**Written instruction:** Write out, word for word, only the lines from the one containing "Read all visible content and emit it as JSON." through the final line of the data.
'''
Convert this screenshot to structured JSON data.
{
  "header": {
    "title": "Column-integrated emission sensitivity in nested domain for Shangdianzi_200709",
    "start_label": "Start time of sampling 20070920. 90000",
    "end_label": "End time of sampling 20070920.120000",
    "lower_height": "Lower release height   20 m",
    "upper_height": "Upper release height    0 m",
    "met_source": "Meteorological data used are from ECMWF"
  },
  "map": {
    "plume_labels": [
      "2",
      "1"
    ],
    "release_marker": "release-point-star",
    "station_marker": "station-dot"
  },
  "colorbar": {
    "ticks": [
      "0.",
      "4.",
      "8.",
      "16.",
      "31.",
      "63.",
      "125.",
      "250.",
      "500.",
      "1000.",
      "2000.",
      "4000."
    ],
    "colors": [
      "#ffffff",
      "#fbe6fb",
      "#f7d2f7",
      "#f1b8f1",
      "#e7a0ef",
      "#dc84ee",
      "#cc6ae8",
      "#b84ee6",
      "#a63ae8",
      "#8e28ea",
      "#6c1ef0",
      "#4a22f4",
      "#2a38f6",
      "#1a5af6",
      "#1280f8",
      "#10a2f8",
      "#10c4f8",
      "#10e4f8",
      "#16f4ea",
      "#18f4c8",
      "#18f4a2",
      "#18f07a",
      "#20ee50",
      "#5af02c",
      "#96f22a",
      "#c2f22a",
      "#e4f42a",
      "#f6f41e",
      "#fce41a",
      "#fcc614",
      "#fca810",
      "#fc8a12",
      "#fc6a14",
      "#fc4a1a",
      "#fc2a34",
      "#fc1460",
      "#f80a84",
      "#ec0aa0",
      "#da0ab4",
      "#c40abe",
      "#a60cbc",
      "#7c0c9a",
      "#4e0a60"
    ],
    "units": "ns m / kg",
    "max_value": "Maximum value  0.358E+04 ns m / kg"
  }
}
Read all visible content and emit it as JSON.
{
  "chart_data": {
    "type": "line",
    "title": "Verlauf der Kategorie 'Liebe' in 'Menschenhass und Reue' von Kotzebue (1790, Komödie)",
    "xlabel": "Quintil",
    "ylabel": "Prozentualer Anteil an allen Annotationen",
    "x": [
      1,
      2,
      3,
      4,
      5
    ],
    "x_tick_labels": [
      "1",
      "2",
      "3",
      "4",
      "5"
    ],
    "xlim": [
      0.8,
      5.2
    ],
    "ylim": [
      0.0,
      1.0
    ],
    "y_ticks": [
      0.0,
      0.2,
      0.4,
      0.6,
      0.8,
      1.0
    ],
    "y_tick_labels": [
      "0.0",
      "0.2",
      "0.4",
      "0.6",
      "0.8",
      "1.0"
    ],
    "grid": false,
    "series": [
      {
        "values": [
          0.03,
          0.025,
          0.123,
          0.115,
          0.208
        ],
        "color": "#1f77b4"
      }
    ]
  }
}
'''
**Exercise solution:**
Read all visible content and emit it as JSON.
{
  "chart_data": {
    "type": "line",
    "title": "Verlauf der Kategorie 'Liebe' in 'Menschenhass und Reue' von Kotzebue (1790, Komödie)",
    "xlabel": "Quintil",
    "ylabel": "Prozentualer Anteil an allen Annotationen",
    "x": [
      1,
      2,
      3,
      4,
      5
    ],
    "x_tick_labels": [
      "1",
      "2",
      "3",
      "4",
      "5"
    ],
    "xlim": [
      0.8,
      5.2
    ],
    "ylim": [
      0.0,
      1.0
    ],
    "y_ticks": [
      0.0,
      0.2,
      0.4,
      0.6,
      0.8,
      1.0
    ],
    "y_tick_labels": [
      "0.0",
      "0.2",
      "0.4",
      "0.6",
      "0.8",
      "1.0"
    ],
    "grid": false,
    "series": [
      {
        "values": [
          0.03,
          0.025,
          0.123,
          0.115,
          0.208
        ],
        "color": "#1f77b4"
      }
    ]
  }
}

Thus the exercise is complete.